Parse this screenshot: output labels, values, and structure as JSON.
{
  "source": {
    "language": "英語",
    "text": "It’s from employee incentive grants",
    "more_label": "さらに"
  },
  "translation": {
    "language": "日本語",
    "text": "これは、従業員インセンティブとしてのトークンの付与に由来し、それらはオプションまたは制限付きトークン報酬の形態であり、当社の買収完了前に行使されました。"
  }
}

+++

▸ **Your goal**
Output the full listing without altering anything.

▸ **Task result**
Parse this screenshot: output labels, values, and structure as JSON.
{
  "source": {
    "language": "英語",
    "text": "It’s from employee incentive grants",
    "more_label": "さらに"
  },
  "translation": {
    "language": "日本語",
    "text": "これは、従業員インセンティブとしてのトークンの付与に由来し、それらはオプションまたは制限付きトークン報酬の形態であり、当社の買収完了前に行使されました。"
  }
}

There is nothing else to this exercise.